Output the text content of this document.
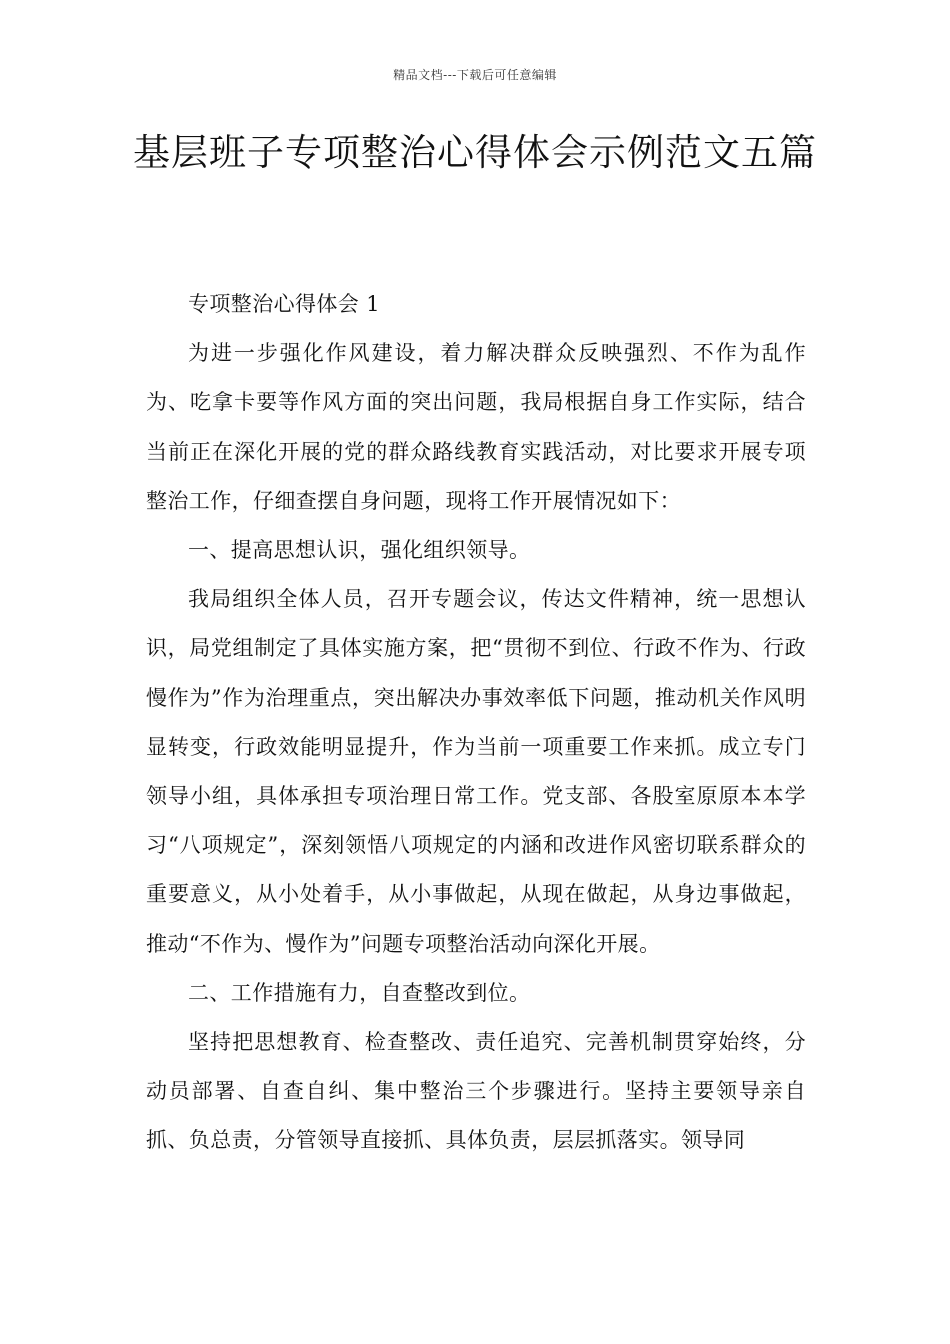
精品文档---下载后可任意编辑
基层班子专项整治心得体会示例范文五篇

专项整治心得体会 1

为进一步强化作风建设，着力解决群众反映强烈、不作为乱作为、吃拿卡要等作风方面的突出问题，我局根据自身工作实际，结合当前正在深化开展的党的群众路线教育实践活动，对比要求开展专项整治工作，仔细查摆自身问题，现将工作开展情况如下：

一、提高思想认识，强化组织领导。

我局组织全体人员，召开专题会议，传达文件精神，统一思想认识，局党组制定了具体实施方案，把“贯彻不到位、行政不作为、行政慢作为”作为治理重点，突出解决办事效率低下问题，推动机关作风明显转变，行政效能明显提升，作为当前一项重要工作来抓。成立专门领导小组，具体承担专项治理日常工作。党支部、各股室原原本本学习“八项规定”，深刻领悟八项规定的内涵和改进作风密切联系群众的重要意义，从小处着手，从小事做起，从现在做起，从身边事做起，推动“不作为、慢作为”问题专项整治活动向深化开展。

二、工作措施有力，自查整改到位。

坚持把思想教育、检查整改、责任追究、完善机制贯穿始终，分动员部署、自查自纠、集中整治三个步骤进行。坚持主要领导亲自抓、负总责，分管领导直接抓、具体负责，层层抓落实。领导同
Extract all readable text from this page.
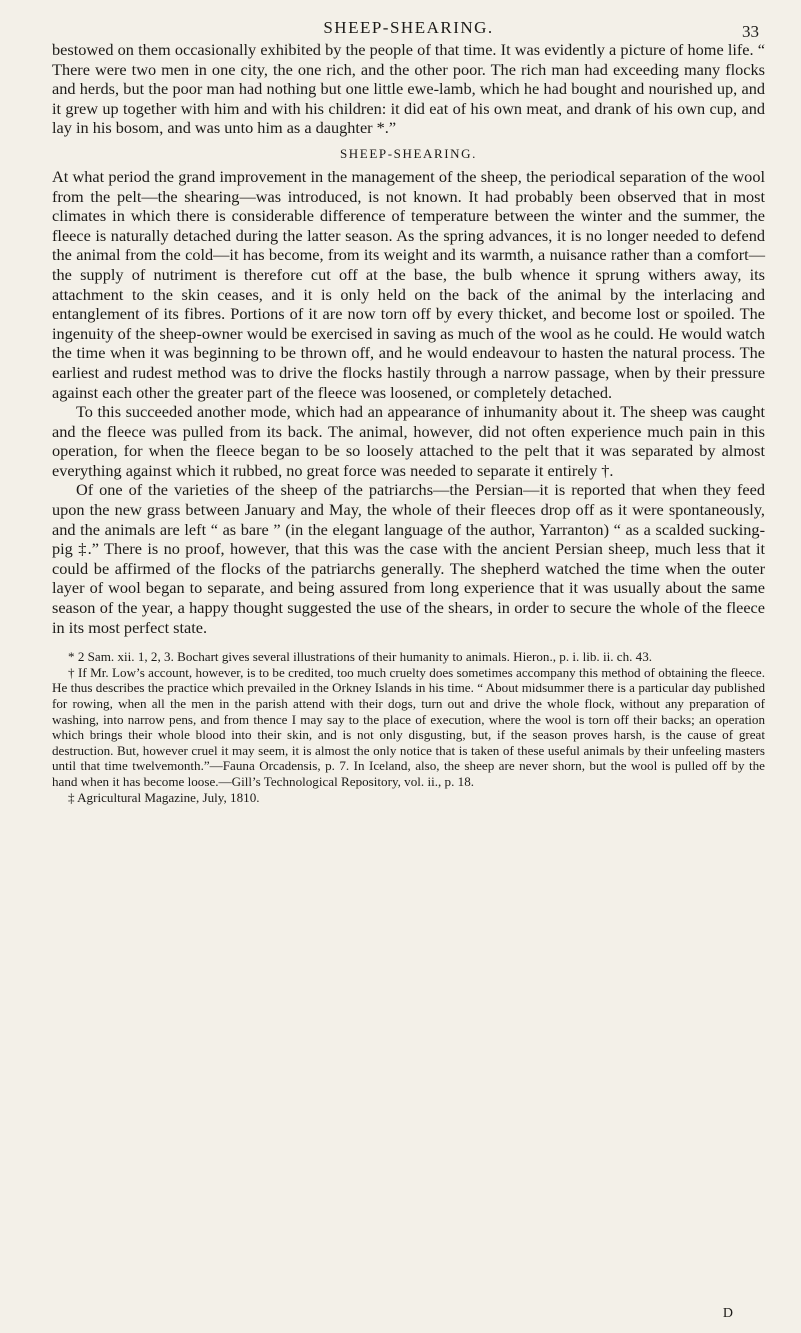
SHEEP-SHEARING.	33

bestowed on them occasionally exhibited by the people of that time. It was evidently a picture of home life. “ There were two men in one city, the one rich, and the other poor. The rich man had exceeding many flocks and herds, but the poor man had nothing but one little ewe-lamb, which he had bought and nourished up, and it grew up together with him and with his children: it did eat of his own meat, and drank of his own cup, and lay in his bosom, and was unto him as a daughter *.”

SHEEP-SHEARING.

At what period the grand improvement in the management of the sheep, the periodical separation of the wool from the pelt—the shearing—was introduced, is not known. It had probably been observed that in most climates in which there is considerable difference of temperature between the winter and the summer, the fleece is naturally detached during the latter season. As the spring advances, it is no longer needed to defend the animal from the cold—it has become, from its weight and its warmth, a nuisance rather than a comfort—the supply of nutriment is therefore cut off at the base, the bulb whence it sprung withers away, its attachment to the skin ceases, and it is only held on the back of the animal by the interlacing and entanglement of its fibres. Portions of it are now torn off by every thicket, and become lost or spoiled. The ingenuity of the sheep-owner would be exercised in saving as much of the wool as he could. He would watch the time when it was beginning to be thrown off, and he would endeavour to hasten the natural process. The earliest and rudest method was to drive the flocks hastily through a narrow passage, when by their pressure against each other the greater part of the fleece was loosened, or completely detached.

To this succeeded another mode, which had an appearance of inhumanity about it. The sheep was caught and the fleece was pulled from its back. The animal, however, did not often experience much pain in this operation, for when the fleece began to be so loosely attached to the pelt that it was separated by almost everything against which it rubbed, no great force was needed to separate it entirely †.

Of one of the varieties of the sheep of the patriarchs—the Persian—it is reported that when they feed upon the new grass between January and May, the whole of their fleeces drop off as it were spontaneously, and the animals are left “ as bare ” (in the elegant language of the author, Yarranton) “ as a scalded sucking-pig ‡.” There is no proof, however, that this was the case with the ancient Persian sheep, much less that it could be affirmed of the flocks of the patriarchs generally. The shepherd watched the time when the outer layer of wool began to separate, and being assured from long experience that it was usually about the same season of the year, a happy thought suggested the use of the shears, in order to secure the whole of the fleece in its most perfect state.

* 2 Sam. xii. 1, 2, 3. Bochart gives several illustrations of their humanity to animals. Hieron., p. i. lib. ii. ch. 43.

† If Mr. Low’s account, however, is to be credited, too much cruelty does sometimes accompany this method of obtaining the fleece. He thus describes the practice which prevailed in the Orkney Islands in his time. “ About midsummer there is a particular day published for rowing, when all the men in the parish attend with their dogs, turn out and drive the whole flock, without any preparation of washing, into narrow pens, and from thence I may say to the place of execution, where the wool is torn off their backs; an operation which brings their whole blood into their skin, and is not only disgusting, but, if the season proves harsh, is the cause of great destruction. But, however cruel it may seem, it is almost the only notice that is taken of these useful animals by their unfeeling masters until that time twelvemonth.”—Fauna Orcadensis, p. 7. In Iceland, also, the sheep are never shorn, but the wool is pulled off by the hand when it has become loose.—Gill’s Technological Repository, vol. ii., p. 18.

‡ Agricultural Magazine, July, 1810.

D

★ ★ ★ ★

• **STATED EXERCISE**: Repeat every record precisely. Any picture among them stays out of the copy.

• **SOLUTION TO THIS TASK**:
Output the text content of this document.
精品文档---下载后可任意编辑
基层班子专项整治心得体会示例范文五篇

专项整治心得体会 1

为进一步强化作风建设，着力解决群众反映强烈、不作为乱作为、吃拿卡要等作风方面的突出问题，我局根据自身工作实际，结合当前正在深化开展的党的群众路线教育实践活动，对比要求开展专项整治工作，仔细查摆自身问题，现将工作开展情况如下：

一、提高思想认识，强化组织领导。

我局组织全体人员，召开专题会议，传达文件精神，统一思想认识，局党组制定了具体实施方案，把“贯彻不到位、行政不作为、行政慢作为”作为治理重点，突出解决办事效率低下问题，推动机关作风明显转变，行政效能明显提升，作为当前一项重要工作来抓。成立专门领导小组，具体承担专项治理日常工作。党支部、各股室原原本本学习“八项规定”，深刻领悟八项规定的内涵和改进作风密切联系群众的重要意义，从小处着手，从小事做起，从现在做起，从身边事做起，推动“不作为、慢作为”问题专项整治活动向深化开展。

二、工作措施有力，自查整改到位。

坚持把思想教育、检查整改、责任追究、完善机制贯穿始终，分动员部署、自查自纠、集中整治三个步骤进行。坚持主要领导亲自抓、负总责，分管领导直接抓、具体负责，层层抓落实。领导同
Extract all readable text from this page.
SHEEP-SHEARING.	33

bestowed on them occasionally exhibited by the people of that time. It was evidently a picture of home life. “ There were two men in one city, the one rich, and the other poor. The rich man had exceeding many flocks and herds, but the poor man had nothing but one little ewe-lamb, which he had bought and nourished up, and it grew up together with him and with his children: it did eat of his own meat, and drank of his own cup, and lay in his bosom, and was unto him as a daughter *.”

SHEEP-SHEARING.

At what period the grand improvement in the management of the sheep, the periodical separation of the wool from the pelt—the shearing—was introduced, is not known. It had probably been observed that in most climates in which there is considerable difference of temperature between the winter and the summer, the fleece is naturally detached during the latter season. As the spring advances, it is no longer needed to defend the animal from the cold—it has become, from its weight and its warmth, a nuisance rather than a comfort—the supply of nutriment is therefore cut off at the base, the bulb whence it sprung withers away, its attachment to the skin ceases, and it is only held on the back of the animal by the interlacing and entanglement of its fibres. Portions of it are now torn off by every thicket, and become lost or spoiled. The ingenuity of the sheep-owner would be exercised in saving as much of the wool as he could. He would watch the time when it was beginning to be thrown off, and he would endeavour to hasten the natural process. The earliest and rudest method was to drive the flocks hastily through a narrow passage, when by their pressure against each other the greater part of the fleece was loosened, or completely detached.

To this succeeded another mode, which had an appearance of inhumanity about it. The sheep was caught and the fleece was pulled from its back. The animal, however, did not often experience much pain in this operation, for when the fleece began to be so loosely attached to the pelt that it was separated by almost everything against which it rubbed, no great force was needed to separate it entirely †.

Of one of the varieties of the sheep of the patriarchs—the Persian—it is reported that when they feed upon the new grass between January and May, the whole of their fleeces drop off as it were spontaneously, and the animals are left “ as bare ” (in the elegant language of the author, Yarranton) “ as a scalded sucking-pig ‡.” There is no proof, however, that this was the case with the ancient Persian sheep, much less that it could be affirmed of the flocks of the patriarchs generally. The shepherd watched the time when the outer layer of wool began to separate, and being assured from long experience that it was usually about the same season of the year, a happy thought suggested the use of the shears, in order to secure the whole of the fleece in its most perfect state.

* 2 Sam. xii. 1, 2, 3. Bochart gives several illustrations of their humanity to animals. Hieron., p. i. lib. ii. ch. 43.

† If Mr. Low’s account, however, is to be credited, too much cruelty does sometimes accompany this method of obtaining the fleece. He thus describes the practice which prevailed in the Orkney Islands in his time. “ About midsummer there is a particular day published for rowing, when all the men in the parish attend with their dogs, turn out and drive the whole flock, without any preparation of washing, into narrow pens, and from thence I may say to the place of execution, where the wool is torn off their backs; an operation which brings their whole blood into their skin, and is not only disgusting, but, if the season proves harsh, is the cause of great destruction. But, however cruel it may seem, it is almost the only notice that is taken of these useful animals by their unfeeling masters until that time twelvemonth.”—Fauna Orcadensis, p. 7. In Iceland, also, the sheep are never shorn, but the wool is pulled off by the hand when it has become loose.—Gill’s Technological Repository, vol. ii., p. 18.

‡ Agricultural Magazine, July, 1810.

D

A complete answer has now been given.